### Your goal
Each line containing the word "utan" must be reported.

** start Material for this exercise **

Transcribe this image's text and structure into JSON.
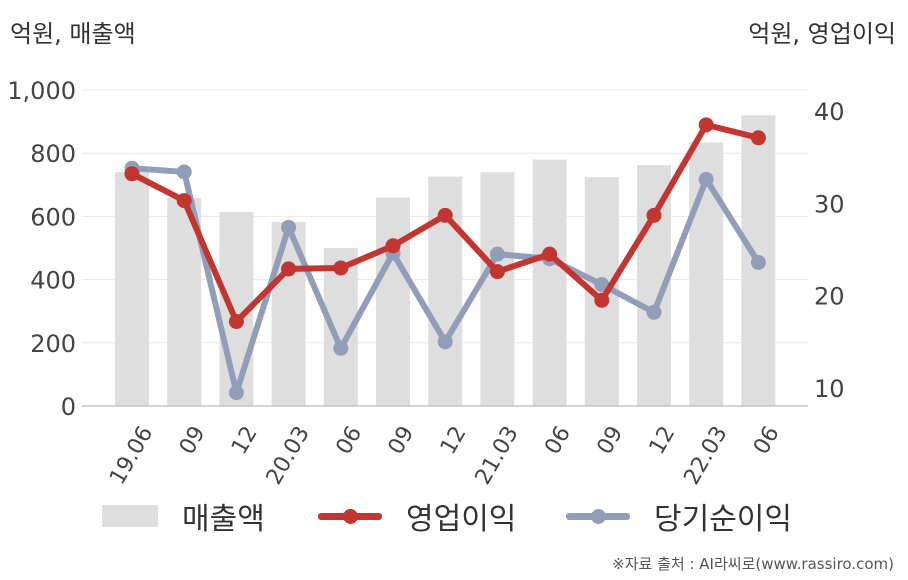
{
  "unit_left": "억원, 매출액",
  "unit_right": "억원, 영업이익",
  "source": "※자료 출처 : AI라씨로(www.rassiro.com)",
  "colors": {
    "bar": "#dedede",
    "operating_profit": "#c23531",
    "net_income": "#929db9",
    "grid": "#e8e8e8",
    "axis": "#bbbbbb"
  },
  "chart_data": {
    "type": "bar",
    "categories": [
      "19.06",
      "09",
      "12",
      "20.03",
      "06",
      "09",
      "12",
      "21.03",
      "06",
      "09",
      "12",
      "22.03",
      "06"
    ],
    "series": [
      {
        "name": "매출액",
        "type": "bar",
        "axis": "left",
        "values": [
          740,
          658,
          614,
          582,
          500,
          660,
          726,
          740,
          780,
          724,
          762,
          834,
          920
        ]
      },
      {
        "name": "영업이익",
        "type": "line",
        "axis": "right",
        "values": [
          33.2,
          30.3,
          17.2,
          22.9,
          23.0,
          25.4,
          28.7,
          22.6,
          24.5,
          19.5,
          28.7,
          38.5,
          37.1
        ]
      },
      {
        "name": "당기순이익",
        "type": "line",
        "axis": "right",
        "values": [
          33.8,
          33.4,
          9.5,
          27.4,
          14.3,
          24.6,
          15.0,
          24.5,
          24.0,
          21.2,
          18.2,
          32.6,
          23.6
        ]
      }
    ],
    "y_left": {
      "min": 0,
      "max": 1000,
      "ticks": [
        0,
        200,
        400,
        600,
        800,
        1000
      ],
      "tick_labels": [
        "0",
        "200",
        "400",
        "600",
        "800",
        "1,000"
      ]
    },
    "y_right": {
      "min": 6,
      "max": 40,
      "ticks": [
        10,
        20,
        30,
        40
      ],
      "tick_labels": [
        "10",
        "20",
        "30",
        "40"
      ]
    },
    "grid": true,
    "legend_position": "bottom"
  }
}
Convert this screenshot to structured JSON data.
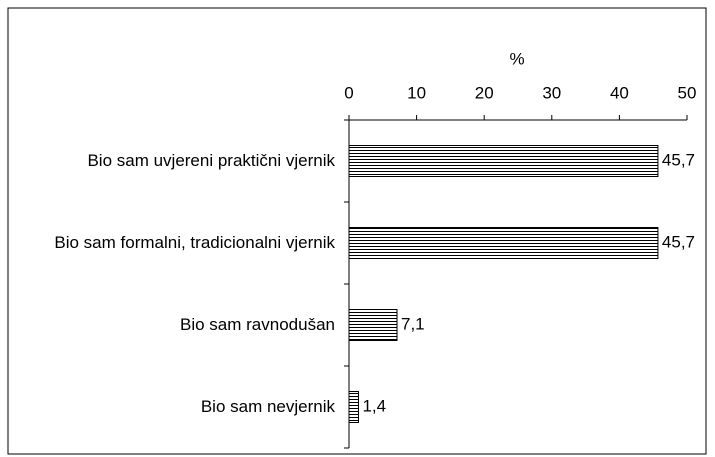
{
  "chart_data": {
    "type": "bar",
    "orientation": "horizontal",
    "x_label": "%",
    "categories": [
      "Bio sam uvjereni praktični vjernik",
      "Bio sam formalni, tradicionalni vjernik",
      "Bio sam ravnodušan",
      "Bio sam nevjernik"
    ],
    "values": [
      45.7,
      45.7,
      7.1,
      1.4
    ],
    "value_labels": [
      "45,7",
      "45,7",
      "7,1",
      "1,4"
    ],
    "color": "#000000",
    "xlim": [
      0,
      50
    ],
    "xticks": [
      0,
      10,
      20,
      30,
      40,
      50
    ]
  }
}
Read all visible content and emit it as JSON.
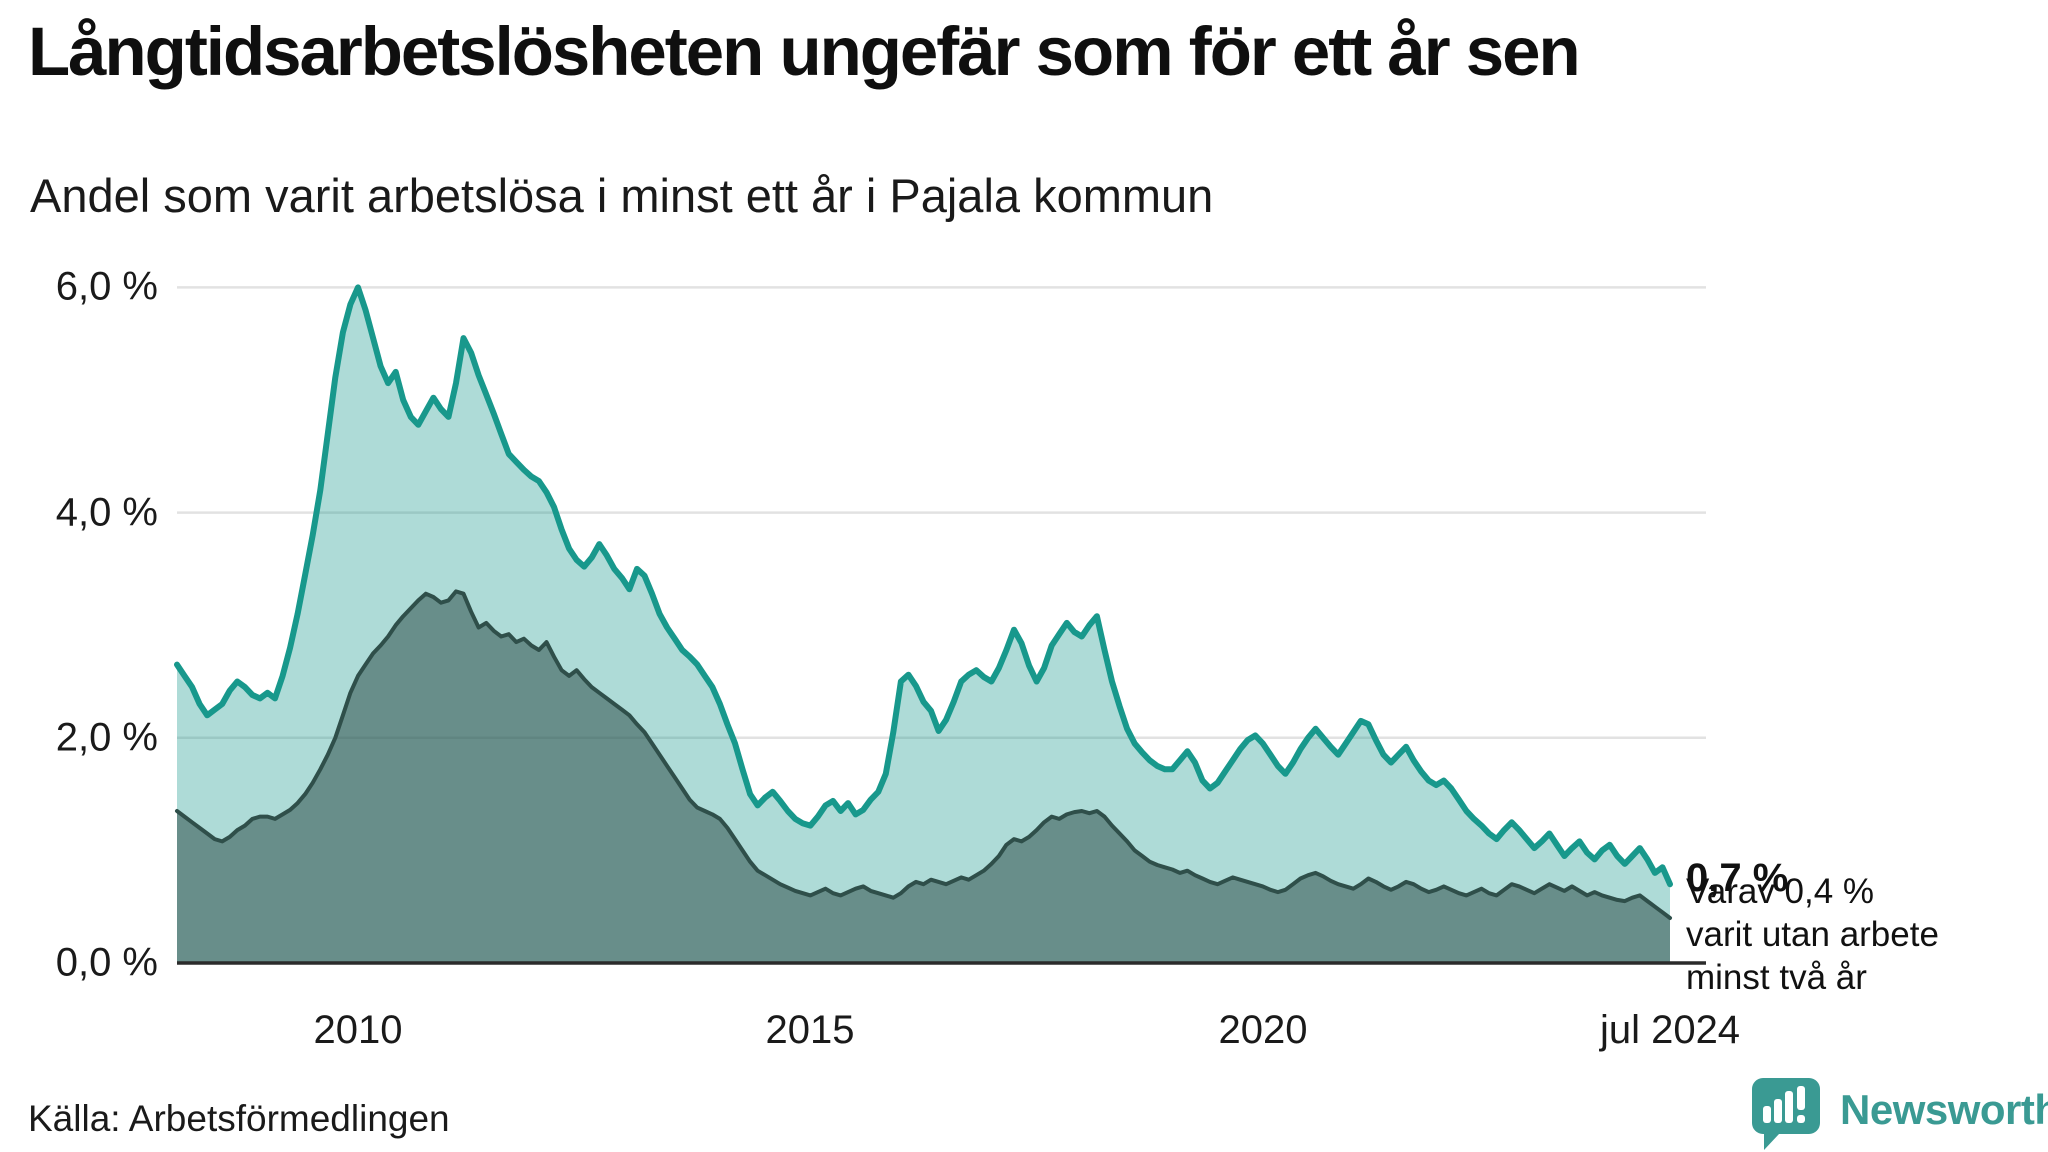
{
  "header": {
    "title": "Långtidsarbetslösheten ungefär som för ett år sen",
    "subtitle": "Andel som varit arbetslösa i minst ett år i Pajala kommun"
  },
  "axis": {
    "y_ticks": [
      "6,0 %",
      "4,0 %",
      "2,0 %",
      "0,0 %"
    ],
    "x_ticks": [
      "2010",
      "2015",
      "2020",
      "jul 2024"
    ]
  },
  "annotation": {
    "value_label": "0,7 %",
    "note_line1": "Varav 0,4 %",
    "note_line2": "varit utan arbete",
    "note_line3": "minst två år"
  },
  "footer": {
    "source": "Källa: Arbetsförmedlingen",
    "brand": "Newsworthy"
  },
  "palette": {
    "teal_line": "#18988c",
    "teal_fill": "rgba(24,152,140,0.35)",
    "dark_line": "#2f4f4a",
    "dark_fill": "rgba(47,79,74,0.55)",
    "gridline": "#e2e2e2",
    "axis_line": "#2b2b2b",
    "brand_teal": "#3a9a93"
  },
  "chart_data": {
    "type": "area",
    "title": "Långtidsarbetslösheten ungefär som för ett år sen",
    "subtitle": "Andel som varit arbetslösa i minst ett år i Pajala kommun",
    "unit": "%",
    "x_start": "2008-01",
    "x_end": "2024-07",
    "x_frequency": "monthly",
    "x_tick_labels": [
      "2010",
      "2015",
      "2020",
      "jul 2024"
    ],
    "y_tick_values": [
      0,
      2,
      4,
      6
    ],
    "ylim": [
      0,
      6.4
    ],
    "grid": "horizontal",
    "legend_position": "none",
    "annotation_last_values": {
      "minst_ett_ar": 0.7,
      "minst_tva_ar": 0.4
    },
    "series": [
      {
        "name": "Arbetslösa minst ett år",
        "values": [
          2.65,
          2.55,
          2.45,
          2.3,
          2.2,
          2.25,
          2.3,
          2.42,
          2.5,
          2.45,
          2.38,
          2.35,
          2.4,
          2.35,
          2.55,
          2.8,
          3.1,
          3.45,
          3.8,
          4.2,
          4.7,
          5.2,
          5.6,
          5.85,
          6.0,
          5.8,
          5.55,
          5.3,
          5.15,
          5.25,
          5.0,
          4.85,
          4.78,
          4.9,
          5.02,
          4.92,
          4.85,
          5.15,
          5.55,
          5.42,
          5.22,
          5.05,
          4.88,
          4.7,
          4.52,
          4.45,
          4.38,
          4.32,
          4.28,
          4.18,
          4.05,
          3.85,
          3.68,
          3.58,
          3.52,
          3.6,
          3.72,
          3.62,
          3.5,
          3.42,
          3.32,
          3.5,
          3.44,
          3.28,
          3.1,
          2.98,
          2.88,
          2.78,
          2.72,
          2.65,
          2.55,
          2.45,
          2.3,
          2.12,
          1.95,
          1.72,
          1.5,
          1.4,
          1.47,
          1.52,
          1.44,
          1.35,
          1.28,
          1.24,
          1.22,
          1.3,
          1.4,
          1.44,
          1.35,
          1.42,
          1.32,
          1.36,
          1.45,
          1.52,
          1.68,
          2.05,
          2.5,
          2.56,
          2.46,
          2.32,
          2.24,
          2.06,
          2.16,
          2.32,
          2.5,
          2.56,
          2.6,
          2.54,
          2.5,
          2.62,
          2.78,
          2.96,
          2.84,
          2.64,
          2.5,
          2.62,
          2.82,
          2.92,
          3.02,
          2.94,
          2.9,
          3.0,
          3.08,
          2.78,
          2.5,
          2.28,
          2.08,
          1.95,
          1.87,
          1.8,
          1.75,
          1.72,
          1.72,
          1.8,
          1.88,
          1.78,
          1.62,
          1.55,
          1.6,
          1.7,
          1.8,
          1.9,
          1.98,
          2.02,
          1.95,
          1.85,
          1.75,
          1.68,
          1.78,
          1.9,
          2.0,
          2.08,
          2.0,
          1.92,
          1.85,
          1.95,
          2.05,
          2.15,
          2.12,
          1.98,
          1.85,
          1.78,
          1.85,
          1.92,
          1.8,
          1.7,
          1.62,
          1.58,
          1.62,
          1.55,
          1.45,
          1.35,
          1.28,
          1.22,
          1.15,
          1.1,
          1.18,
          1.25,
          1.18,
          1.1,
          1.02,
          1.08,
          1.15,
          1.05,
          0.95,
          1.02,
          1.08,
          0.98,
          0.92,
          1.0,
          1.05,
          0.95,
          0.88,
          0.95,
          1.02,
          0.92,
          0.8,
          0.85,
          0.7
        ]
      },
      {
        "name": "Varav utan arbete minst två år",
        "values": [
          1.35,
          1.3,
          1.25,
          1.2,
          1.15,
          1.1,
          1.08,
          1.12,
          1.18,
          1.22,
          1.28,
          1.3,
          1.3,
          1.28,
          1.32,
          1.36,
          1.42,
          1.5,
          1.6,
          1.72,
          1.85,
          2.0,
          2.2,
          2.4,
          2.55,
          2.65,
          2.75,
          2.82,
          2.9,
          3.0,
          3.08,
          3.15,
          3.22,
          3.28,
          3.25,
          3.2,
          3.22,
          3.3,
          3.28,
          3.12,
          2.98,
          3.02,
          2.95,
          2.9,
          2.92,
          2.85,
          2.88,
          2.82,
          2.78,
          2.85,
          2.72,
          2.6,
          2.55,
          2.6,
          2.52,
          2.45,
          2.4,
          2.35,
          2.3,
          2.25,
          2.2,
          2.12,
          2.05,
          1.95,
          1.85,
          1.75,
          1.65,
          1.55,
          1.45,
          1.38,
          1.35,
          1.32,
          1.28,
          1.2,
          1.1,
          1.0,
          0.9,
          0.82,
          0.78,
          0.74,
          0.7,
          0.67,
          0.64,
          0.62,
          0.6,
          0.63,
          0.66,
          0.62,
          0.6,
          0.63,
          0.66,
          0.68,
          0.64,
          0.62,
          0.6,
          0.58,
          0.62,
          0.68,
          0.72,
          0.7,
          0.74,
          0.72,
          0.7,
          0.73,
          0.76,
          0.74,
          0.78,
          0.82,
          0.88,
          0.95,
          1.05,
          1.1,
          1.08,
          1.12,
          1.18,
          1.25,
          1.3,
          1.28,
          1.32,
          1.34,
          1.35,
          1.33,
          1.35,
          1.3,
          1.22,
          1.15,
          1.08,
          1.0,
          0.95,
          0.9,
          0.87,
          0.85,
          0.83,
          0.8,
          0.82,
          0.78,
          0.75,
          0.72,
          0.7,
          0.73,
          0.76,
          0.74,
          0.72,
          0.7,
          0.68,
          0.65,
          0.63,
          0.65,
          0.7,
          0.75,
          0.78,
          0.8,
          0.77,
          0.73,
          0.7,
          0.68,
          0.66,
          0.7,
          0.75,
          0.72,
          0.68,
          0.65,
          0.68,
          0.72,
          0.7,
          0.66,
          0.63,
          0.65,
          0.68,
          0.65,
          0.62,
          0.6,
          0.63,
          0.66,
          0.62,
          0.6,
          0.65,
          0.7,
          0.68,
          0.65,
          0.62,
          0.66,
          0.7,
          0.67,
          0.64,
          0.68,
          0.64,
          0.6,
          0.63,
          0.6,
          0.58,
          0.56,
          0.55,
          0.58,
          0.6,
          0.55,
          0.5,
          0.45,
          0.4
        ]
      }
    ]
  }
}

** end Material for this exercise **

### Exercise answer
    "note_line2": "varit utan arbete",
        "name": "Varav utan arbete minst två år",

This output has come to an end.